▸ Task to complete: Below are entries to be transcribed exactly; exclude the pictures from the copy.

▸ Input material:
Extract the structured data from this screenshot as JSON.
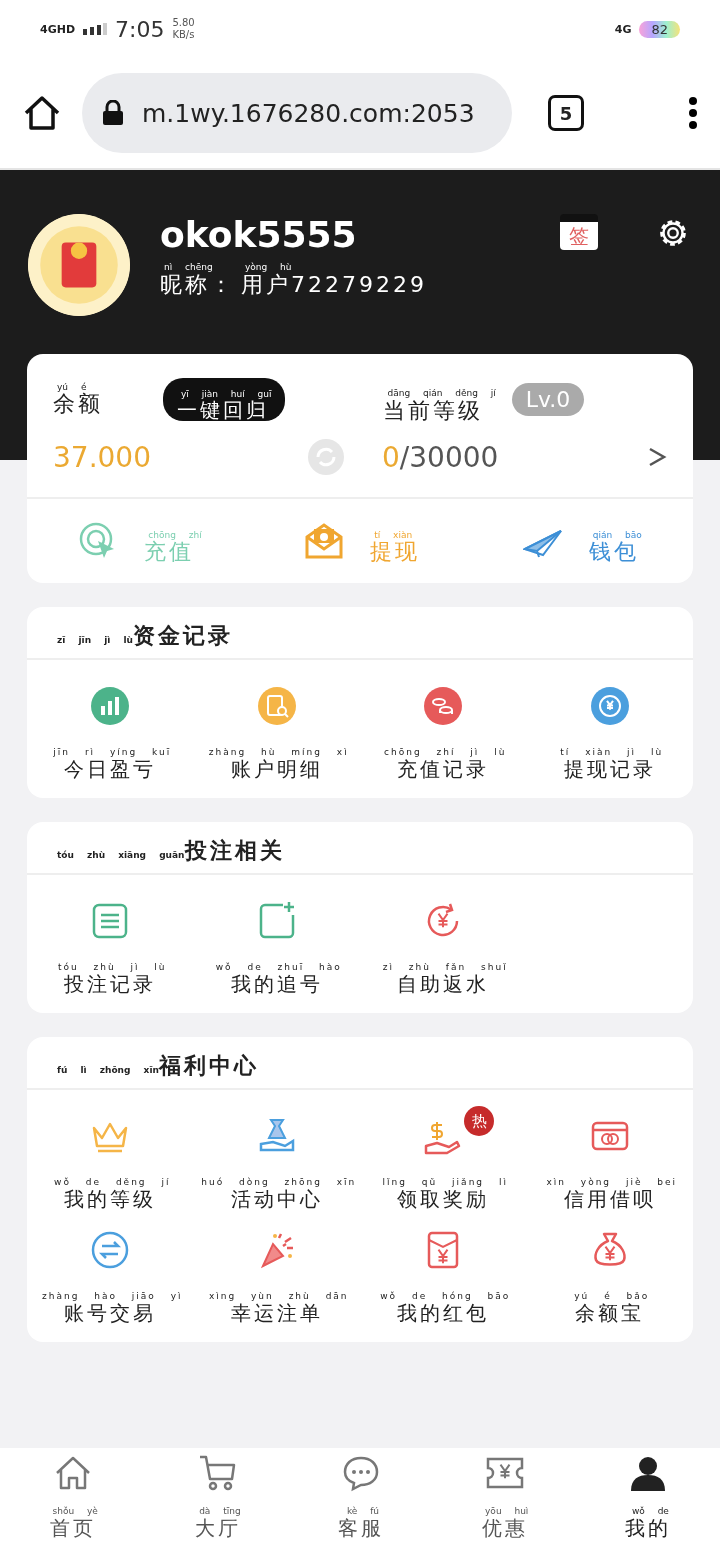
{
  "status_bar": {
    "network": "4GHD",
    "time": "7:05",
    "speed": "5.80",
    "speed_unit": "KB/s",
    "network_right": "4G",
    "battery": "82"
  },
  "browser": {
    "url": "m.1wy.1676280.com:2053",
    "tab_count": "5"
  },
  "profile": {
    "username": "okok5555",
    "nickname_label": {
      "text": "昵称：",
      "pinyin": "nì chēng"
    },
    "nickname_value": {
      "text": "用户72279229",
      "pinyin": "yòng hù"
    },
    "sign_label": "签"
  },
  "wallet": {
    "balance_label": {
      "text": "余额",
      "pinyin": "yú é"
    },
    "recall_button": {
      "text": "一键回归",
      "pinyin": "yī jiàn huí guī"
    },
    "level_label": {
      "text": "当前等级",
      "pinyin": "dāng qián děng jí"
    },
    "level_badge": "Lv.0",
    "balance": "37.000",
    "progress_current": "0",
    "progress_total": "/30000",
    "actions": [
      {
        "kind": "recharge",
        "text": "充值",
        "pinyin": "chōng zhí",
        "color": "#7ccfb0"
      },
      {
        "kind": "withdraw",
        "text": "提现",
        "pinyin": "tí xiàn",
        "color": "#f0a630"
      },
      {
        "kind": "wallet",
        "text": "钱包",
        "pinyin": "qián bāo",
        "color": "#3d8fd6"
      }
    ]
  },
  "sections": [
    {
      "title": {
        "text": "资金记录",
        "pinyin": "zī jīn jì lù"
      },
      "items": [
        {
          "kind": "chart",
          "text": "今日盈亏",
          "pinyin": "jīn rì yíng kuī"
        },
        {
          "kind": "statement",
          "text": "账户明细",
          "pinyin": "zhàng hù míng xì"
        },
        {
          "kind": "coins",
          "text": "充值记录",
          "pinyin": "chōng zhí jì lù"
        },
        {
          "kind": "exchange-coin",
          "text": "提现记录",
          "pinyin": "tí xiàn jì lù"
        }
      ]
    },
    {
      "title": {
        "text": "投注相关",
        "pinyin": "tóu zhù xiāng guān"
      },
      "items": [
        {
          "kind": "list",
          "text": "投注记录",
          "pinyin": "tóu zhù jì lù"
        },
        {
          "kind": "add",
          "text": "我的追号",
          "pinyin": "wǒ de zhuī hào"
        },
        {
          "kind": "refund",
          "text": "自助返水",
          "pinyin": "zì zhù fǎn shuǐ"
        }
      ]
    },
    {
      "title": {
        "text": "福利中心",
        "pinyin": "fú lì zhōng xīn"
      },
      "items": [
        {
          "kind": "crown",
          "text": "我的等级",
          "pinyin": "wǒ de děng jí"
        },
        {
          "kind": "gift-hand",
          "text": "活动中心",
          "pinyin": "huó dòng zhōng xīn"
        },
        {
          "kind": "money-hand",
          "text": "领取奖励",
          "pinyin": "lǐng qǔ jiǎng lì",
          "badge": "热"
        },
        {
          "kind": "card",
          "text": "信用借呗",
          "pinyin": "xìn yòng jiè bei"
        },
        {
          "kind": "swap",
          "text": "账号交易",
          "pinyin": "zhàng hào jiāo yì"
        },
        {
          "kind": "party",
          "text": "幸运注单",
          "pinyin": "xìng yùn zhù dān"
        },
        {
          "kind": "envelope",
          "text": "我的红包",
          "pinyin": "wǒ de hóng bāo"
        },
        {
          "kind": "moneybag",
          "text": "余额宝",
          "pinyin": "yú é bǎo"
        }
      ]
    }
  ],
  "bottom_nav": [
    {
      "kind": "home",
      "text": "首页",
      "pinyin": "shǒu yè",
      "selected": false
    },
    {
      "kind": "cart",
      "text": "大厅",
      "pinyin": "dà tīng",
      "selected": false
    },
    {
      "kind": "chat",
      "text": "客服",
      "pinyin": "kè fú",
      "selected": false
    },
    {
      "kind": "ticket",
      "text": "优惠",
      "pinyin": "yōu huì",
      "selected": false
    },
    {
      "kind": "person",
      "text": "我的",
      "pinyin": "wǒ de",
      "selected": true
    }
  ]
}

▸ The result:
Extract the structured data from this screenshot as JSON.
{
  "status_bar": {
    "network": "4GHD",
    "time": "7:05",
    "speed": "5.80",
    "speed_unit": "KB/s",
    "network_right": "4G",
    "battery": "82"
  },
  "browser": {
    "url": "m.1wy.1676280.com:2053",
    "tab_count": "5"
  },
  "profile": {
    "username": "okok5555",
    "nickname_label": {
      "text": "昵称：",
      "pinyin": "nì chēng"
    },
    "nickname_value": {
      "text": "用户72279229",
      "pinyin": "yòng hù"
    },
    "sign_label": "签"
  },
  "wallet": {
    "balance_label": {
      "text": "余额",
      "pinyin": "yú é"
    },
    "recall_button": {
      "text": "一键回归",
      "pinyin": "yī jiàn huí guī"
    },
    "level_label": {
      "text": "当前等级",
      "pinyin": "dāng qián děng jí"
    },
    "level_badge": "Lv.0",
    "balance": "37.000",
    "progress_current": "0",
    "progress_total": "/30000",
    "actions": [
      {
        "kind": "recharge",
        "text": "充值",
        "pinyin": "chōng zhí",
        "color": "#7ccfb0"
      },
      {
        "kind": "withdraw",
        "text": "提现",
        "pinyin": "tí xiàn",
        "color": "#f0a630"
      },
      {
        "kind": "wallet",
        "text": "钱包",
        "pinyin": "qián bāo",
        "color": "#3d8fd6"
      }
    ]
  },
  "sections": [
    {
      "title": {
        "text": "资金记录",
        "pinyin": "zī jīn jì lù"
      },
      "items": [
        {
          "kind": "chart",
          "text": "今日盈亏",
          "pinyin": "jīn rì yíng kuī"
        },
        {
          "kind": "statement",
          "text": "账户明细",
          "pinyin": "zhàng hù míng xì"
        },
        {
          "kind": "coins",
          "text": "充值记录",
          "pinyin": "chōng zhí jì lù"
        },
        {
          "kind": "exchange-coin",
          "text": "提现记录",
          "pinyin": "tí xiàn jì lù"
        }
      ]
    },
    {
      "title": {
        "text": "投注相关",
        "pinyin": "tóu zhù xiāng guān"
      },
      "items": [
        {
          "kind": "list",
          "text": "投注记录",
          "pinyin": "tóu zhù jì lù"
        },
        {
          "kind": "add",
          "text": "我的追号",
          "pinyin": "wǒ de zhuī hào"
        },
        {
          "kind": "refund",
          "text": "自助返水",
          "pinyin": "zì zhù fǎn shuǐ"
        }
      ]
    },
    {
      "title": {
        "text": "福利中心",
        "pinyin": "fú lì zhōng xīn"
      },
      "items": [
        {
          "kind": "crown",
          "text": "我的等级",
          "pinyin": "wǒ de děng jí"
        },
        {
          "kind": "gift-hand",
          "text": "活动中心",
          "pinyin": "huó dòng zhōng xīn"
        },
        {
          "kind": "money-hand",
          "text": "领取奖励",
          "pinyin": "lǐng qǔ jiǎng lì",
          "badge": "热"
        },
        {
          "kind": "card",
          "text": "信用借呗",
          "pinyin": "xìn yòng jiè bei"
        },
        {
          "kind": "swap",
          "text": "账号交易",
          "pinyin": "zhàng hào jiāo yì"
        },
        {
          "kind": "party",
          "text": "幸运注单",
          "pinyin": "xìng yùn zhù dān"
        },
        {
          "kind": "envelope",
          "text": "我的红包",
          "pinyin": "wǒ de hóng bāo"
        },
        {
          "kind": "moneybag",
          "text": "余额宝",
          "pinyin": "yú é bǎo"
        }
      ]
    }
  ],
  "bottom_nav": [
    {
      "kind": "home",
      "text": "首页",
      "pinyin": "shǒu yè",
      "selected": false
    },
    {
      "kind": "cart",
      "text": "大厅",
      "pinyin": "dà tīng",
      "selected": false
    },
    {
      "kind": "chat",
      "text": "客服",
      "pinyin": "kè fú",
      "selected": false
    },
    {
      "kind": "ticket",
      "text": "优惠",
      "pinyin": "yōu huì",
      "selected": false
    },
    {
      "kind": "person",
      "text": "我的",
      "pinyin": "wǒ de",
      "selected": true
    }
  ]
}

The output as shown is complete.